_TASK TO COMPLETE_. Quote all entries in full, exactly.

_EXTRACTED INFORMATION_.
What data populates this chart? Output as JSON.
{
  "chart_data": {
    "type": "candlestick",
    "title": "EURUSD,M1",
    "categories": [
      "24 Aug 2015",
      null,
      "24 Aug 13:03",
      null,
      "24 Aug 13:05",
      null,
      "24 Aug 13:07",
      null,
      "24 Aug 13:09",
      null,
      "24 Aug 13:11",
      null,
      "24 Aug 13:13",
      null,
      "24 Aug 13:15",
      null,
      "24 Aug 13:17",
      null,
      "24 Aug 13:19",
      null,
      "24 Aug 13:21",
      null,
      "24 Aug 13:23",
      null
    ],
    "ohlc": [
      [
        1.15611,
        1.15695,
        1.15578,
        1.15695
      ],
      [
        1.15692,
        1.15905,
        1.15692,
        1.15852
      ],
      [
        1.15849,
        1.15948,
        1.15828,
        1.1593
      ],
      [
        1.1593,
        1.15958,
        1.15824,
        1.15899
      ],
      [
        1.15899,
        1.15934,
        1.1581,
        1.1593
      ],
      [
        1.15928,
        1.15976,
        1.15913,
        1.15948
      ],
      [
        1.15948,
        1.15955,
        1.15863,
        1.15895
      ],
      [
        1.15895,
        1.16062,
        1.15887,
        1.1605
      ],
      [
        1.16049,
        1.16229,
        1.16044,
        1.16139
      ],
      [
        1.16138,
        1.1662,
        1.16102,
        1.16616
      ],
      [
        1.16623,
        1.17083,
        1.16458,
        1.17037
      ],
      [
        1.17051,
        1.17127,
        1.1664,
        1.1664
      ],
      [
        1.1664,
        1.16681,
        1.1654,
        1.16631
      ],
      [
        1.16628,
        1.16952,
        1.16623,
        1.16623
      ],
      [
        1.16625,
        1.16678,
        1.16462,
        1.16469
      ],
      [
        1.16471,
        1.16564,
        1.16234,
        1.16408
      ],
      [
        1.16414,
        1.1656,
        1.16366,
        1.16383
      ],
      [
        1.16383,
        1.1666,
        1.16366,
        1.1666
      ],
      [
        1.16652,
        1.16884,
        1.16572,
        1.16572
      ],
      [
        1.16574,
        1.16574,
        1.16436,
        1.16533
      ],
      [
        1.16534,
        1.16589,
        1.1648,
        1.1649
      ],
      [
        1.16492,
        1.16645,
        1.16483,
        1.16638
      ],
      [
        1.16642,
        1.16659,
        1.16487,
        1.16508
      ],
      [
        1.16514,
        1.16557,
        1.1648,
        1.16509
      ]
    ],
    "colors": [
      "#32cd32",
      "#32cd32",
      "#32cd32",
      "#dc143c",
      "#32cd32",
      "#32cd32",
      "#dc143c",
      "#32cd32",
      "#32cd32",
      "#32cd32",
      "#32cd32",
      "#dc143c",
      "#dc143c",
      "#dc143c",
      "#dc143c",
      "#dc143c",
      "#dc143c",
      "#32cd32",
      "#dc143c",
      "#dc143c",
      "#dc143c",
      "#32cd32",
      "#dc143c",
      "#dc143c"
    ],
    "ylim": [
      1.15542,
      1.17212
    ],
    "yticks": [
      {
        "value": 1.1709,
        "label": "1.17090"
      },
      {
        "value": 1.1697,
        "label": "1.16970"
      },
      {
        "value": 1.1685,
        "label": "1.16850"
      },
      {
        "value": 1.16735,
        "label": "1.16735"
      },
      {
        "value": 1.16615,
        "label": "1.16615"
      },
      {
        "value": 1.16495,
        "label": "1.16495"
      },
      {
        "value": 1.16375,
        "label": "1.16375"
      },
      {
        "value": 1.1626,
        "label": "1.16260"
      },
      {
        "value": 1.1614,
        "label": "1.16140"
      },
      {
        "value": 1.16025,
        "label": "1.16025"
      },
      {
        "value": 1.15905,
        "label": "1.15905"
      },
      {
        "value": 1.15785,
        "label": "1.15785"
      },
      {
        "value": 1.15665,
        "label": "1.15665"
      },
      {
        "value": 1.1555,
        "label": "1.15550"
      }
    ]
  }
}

_RESPONSE BELOW_.
What data populates this chart? Output as JSON.
{
  "chart_data": {
    "type": "candlestick",
    "title": "EURUSD,M1",
    "categories": [
      "24 Aug 2015",
      null,
      "24 Aug 13:03",
      null,
      "24 Aug 13:05",
      null,
      "24 Aug 13:07",
      null,
      "24 Aug 13:09",
      null,
      "24 Aug 13:11",
      null,
      "24 Aug 13:13",
      null,
      "24 Aug 13:15",
      null,
      "24 Aug 13:17",
      null,
      "24 Aug 13:19",
      null,
      "24 Aug 13:21",
      null,
      "24 Aug 13:23",
      null
    ],
    "ohlc": [
      [
        1.15611,
        1.15695,
        1.15578,
        1.15695
      ],
      [
        1.15692,
        1.15905,
        1.15692,
        1.15852
      ],
      [
        1.15849,
        1.15948,
        1.15828,
        1.1593
      ],
      [
        1.1593,
        1.15958,
        1.15824,
        1.15899
      ],
      [
        1.15899,
        1.15934,
        1.1581,
        1.1593
      ],
      [
        1.15928,
        1.15976,
        1.15913,
        1.15948
      ],
      [
        1.15948,
        1.15955,
        1.15863,
        1.15895
      ],
      [
        1.15895,
        1.16062,
        1.15887,
        1.1605
      ],
      [
        1.16049,
        1.16229,
        1.16044,
        1.16139
      ],
      [
        1.16138,
        1.1662,
        1.16102,
        1.16616
      ],
      [
        1.16623,
        1.17083,
        1.16458,
        1.17037
      ],
      [
        1.17051,
        1.17127,
        1.1664,
        1.1664
      ],
      [
        1.1664,
        1.16681,
        1.1654,
        1.16631
      ],
      [
        1.16628,
        1.16952,
        1.16623,
        1.16623
      ],
      [
        1.16625,
        1.16678,
        1.16462,
        1.16469
      ],
      [
        1.16471,
        1.16564,
        1.16234,
        1.16408
      ],
      [
        1.16414,
        1.1656,
        1.16366,
        1.16383
      ],
      [
        1.16383,
        1.1666,
        1.16366,
        1.1666
      ],
      [
        1.16652,
        1.16884,
        1.16572,
        1.16572
      ],
      [
        1.16574,
        1.16574,
        1.16436,
        1.16533
      ],
      [
        1.16534,
        1.16589,
        1.1648,
        1.1649
      ],
      [
        1.16492,
        1.16645,
        1.16483,
        1.16638
      ],
      [
        1.16642,
        1.16659,
        1.16487,
        1.16508
      ],
      [
        1.16514,
        1.16557,
        1.1648,
        1.16509
      ]
    ],
    "colors": [
      "#32cd32",
      "#32cd32",
      "#32cd32",
      "#dc143c",
      "#32cd32",
      "#32cd32",
      "#dc143c",
      "#32cd32",
      "#32cd32",
      "#32cd32",
      "#32cd32",
      "#dc143c",
      "#dc143c",
      "#dc143c",
      "#dc143c",
      "#dc143c",
      "#dc143c",
      "#32cd32",
      "#dc143c",
      "#dc143c",
      "#dc143c",
      "#32cd32",
      "#dc143c",
      "#dc143c"
    ],
    "ylim": [
      1.15542,
      1.17212
    ],
    "yticks": [
      {
        "value": 1.1709,
        "label": "1.17090"
      },
      {
        "value": 1.1697,
        "label": "1.16970"
      },
      {
        "value": 1.1685,
        "label": "1.16850"
      },
      {
        "value": 1.16735,
        "label": "1.16735"
      },
      {
        "value": 1.16615,
        "label": "1.16615"
      },
      {
        "value": 1.16495,
        "label": "1.16495"
      },
      {
        "value": 1.16375,
        "label": "1.16375"
      },
      {
        "value": 1.1626,
        "label": "1.16260"
      },
      {
        "value": 1.1614,
        "label": "1.16140"
      },
      {
        "value": 1.16025,
        "label": "1.16025"
      },
      {
        "value": 1.15905,
        "label": "1.15905"
      },
      {
        "value": 1.15785,
        "label": "1.15785"
      },
      {
        "value": 1.15665,
        "label": "1.15665"
      },
      {
        "value": 1.1555,
        "label": "1.15550"
      }
    ]
  }
}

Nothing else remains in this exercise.